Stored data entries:

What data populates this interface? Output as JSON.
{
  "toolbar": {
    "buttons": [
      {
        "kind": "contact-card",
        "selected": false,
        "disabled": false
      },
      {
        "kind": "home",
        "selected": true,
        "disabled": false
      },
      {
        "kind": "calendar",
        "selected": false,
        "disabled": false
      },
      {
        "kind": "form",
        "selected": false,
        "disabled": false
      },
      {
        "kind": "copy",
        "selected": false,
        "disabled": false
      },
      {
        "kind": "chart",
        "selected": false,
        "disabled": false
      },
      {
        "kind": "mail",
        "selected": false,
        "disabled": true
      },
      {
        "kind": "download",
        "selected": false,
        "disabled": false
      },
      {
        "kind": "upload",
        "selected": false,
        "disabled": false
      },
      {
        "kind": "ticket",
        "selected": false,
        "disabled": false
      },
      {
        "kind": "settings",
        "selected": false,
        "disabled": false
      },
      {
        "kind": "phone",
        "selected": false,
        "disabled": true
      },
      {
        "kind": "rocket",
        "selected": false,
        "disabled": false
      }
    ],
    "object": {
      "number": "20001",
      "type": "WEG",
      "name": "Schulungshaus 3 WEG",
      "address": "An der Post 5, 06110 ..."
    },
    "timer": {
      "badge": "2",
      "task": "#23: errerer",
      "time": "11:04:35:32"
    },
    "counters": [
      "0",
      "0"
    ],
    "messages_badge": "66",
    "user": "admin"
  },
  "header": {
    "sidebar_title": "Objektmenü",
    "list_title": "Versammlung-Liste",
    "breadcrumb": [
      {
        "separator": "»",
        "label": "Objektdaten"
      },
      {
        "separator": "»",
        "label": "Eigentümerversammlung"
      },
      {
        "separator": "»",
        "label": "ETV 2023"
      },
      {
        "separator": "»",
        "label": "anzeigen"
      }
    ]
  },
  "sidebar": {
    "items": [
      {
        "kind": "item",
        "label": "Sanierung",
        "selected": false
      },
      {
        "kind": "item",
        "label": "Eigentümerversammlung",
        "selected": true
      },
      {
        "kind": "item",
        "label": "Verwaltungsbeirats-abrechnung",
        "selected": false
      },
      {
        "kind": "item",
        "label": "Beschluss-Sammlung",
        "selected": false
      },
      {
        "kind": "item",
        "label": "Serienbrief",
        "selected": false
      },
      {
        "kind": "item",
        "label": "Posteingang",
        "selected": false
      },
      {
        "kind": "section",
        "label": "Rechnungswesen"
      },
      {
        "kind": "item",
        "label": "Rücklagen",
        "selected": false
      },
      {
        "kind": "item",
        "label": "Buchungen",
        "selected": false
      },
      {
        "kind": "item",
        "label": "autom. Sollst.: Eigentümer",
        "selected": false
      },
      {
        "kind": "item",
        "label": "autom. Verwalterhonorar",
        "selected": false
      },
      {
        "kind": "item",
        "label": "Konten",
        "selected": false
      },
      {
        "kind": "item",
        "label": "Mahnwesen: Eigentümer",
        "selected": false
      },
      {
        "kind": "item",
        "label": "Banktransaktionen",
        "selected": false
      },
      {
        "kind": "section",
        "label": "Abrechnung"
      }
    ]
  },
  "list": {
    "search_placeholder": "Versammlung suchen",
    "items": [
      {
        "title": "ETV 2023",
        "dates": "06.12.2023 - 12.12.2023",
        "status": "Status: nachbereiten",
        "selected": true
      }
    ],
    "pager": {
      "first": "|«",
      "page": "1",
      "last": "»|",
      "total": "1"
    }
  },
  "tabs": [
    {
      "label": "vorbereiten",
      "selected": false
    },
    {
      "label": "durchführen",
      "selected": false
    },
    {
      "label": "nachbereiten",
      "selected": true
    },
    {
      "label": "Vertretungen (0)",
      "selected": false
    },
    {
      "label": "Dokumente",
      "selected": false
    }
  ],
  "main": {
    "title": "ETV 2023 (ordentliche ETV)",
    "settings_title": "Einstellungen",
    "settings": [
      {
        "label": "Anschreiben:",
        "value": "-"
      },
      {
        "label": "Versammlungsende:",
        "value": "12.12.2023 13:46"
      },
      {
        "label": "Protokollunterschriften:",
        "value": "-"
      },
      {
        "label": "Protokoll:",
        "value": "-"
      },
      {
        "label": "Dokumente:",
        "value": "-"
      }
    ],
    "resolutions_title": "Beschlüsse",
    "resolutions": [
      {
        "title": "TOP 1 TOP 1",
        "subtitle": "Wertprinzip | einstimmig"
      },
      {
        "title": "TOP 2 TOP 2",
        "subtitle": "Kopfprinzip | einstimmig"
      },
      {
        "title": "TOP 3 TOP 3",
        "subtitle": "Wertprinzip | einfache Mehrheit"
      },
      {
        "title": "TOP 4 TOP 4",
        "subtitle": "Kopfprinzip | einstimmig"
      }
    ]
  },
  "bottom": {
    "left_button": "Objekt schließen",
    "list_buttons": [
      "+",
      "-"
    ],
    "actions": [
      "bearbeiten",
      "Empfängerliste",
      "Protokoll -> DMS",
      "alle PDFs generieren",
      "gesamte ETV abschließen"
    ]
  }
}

* [Work required] Write out the listing once more, matching it exactly.

* [Exercise response]
What data populates this interface? Output as JSON.
{
  "toolbar": {
    "buttons": [
      {
        "kind": "contact-card",
        "selected": false,
        "disabled": false
      },
      {
        "kind": "home",
        "selected": true,
        "disabled": false
      },
      {
        "kind": "calendar",
        "selected": false,
        "disabled": false
      },
      {
        "kind": "form",
        "selected": false,
        "disabled": false
      },
      {
        "kind": "copy",
        "selected": false,
        "disabled": false
      },
      {
        "kind": "chart",
        "selected": false,
        "disabled": false
      },
      {
        "kind": "mail",
        "selected": false,
        "disabled": true
      },
      {
        "kind": "download",
        "selected": false,
        "disabled": false
      },
      {
        "kind": "upload",
        "selected": false,
        "disabled": false
      },
      {
        "kind": "ticket",
        "selected": false,
        "disabled": false
      },
      {
        "kind": "settings",
        "selected": false,
        "disabled": false
      },
      {
        "kind": "phone",
        "selected": false,
        "disabled": true
      },
      {
        "kind": "rocket",
        "selected": false,
        "disabled": false
      }
    ],
    "object": {
      "number": "20001",
      "type": "WEG",
      "name": "Schulungshaus 3 WEG",
      "address": "An der Post 5, 06110 ..."
    },
    "timer": {
      "badge": "2",
      "task": "#23: errerer",
      "time": "11:04:35:32"
    },
    "counters": [
      "0",
      "0"
    ],
    "messages_badge": "66",
    "user": "admin"
  },
  "header": {
    "sidebar_title": "Objektmenü",
    "list_title": "Versammlung-Liste",
    "breadcrumb": [
      {
        "separator": "»",
        "label": "Objektdaten"
      },
      {
        "separator": "»",
        "label": "Eigentümerversammlung"
      },
      {
        "separator": "»",
        "label": "ETV 2023"
      },
      {
        "separator": "»",
        "label": "anzeigen"
      }
    ]
  },
  "sidebar": {
    "items": [
      {
        "kind": "item",
        "label": "Sanierung",
        "selected": false
      },
      {
        "kind": "item",
        "label": "Eigentümerversammlung",
        "selected": true
      },
      {
        "kind": "item",
        "label": "Verwaltungsbeirats-abrechnung",
        "selected": false
      },
      {
        "kind": "item",
        "label": "Beschluss-Sammlung",
        "selected": false
      },
      {
        "kind": "item",
        "label": "Serienbrief",
        "selected": false
      },
      {
        "kind": "item",
        "label": "Posteingang",
        "selected": false
      },
      {
        "kind": "section",
        "label": "Rechnungswesen"
      },
      {
        "kind": "item",
        "label": "Rücklagen",
        "selected": false
      },
      {
        "kind": "item",
        "label": "Buchungen",
        "selected": false
      },
      {
        "kind": "item",
        "label": "autom. Sollst.: Eigentümer",
        "selected": false
      },
      {
        "kind": "item",
        "label": "autom. Verwalterhonorar",
        "selected": false
      },
      {
        "kind": "item",
        "label": "Konten",
        "selected": false
      },
      {
        "kind": "item",
        "label": "Mahnwesen: Eigentümer",
        "selected": false
      },
      {
        "kind": "item",
        "label": "Banktransaktionen",
        "selected": false
      },
      {
        "kind": "section",
        "label": "Abrechnung"
      }
    ]
  },
  "list": {
    "search_placeholder": "Versammlung suchen",
    "items": [
      {
        "title": "ETV 2023",
        "dates": "06.12.2023 - 12.12.2023",
        "status": "Status: nachbereiten",
        "selected": true
      }
    ],
    "pager": {
      "first": "|«",
      "page": "1",
      "last": "»|",
      "total": "1"
    }
  },
  "tabs": [
    {
      "label": "vorbereiten",
      "selected": false
    },
    {
      "label": "durchführen",
      "selected": false
    },
    {
      "label": "nachbereiten",
      "selected": true
    },
    {
      "label": "Vertretungen (0)",
      "selected": false
    },
    {
      "label": "Dokumente",
      "selected": false
    }
  ],
  "main": {
    "title": "ETV 2023 (ordentliche ETV)",
    "settings_title": "Einstellungen",
    "settings": [
      {
        "label": "Anschreiben:",
        "value": "-"
      },
      {
        "label": "Versammlungsende:",
        "value": "12.12.2023 13:46"
      },
      {
        "label": "Protokollunterschriften:",
        "value": "-"
      },
      {
        "label": "Protokoll:",
        "value": "-"
      },
      {
        "label": "Dokumente:",
        "value": "-"
      }
    ],
    "resolutions_title": "Beschlüsse",
    "resolutions": [
      {
        "title": "TOP 1 TOP 1",
        "subtitle": "Wertprinzip | einstimmig"
      },
      {
        "title": "TOP 2 TOP 2",
        "subtitle": "Kopfprinzip | einstimmig"
      },
      {
        "title": "TOP 3 TOP 3",
        "subtitle": "Wertprinzip | einfache Mehrheit"
      },
      {
        "title": "TOP 4 TOP 4",
        "subtitle": "Kopfprinzip | einstimmig"
      }
    ]
  },
  "bottom": {
    "left_button": "Objekt schließen",
    "list_buttons": [
      "+",
      "-"
    ],
    "actions": [
      "bearbeiten",
      "Empfängerliste",
      "Protokoll -> DMS",
      "alle PDFs generieren",
      "gesamte ETV abschließen"
    ]
  }
}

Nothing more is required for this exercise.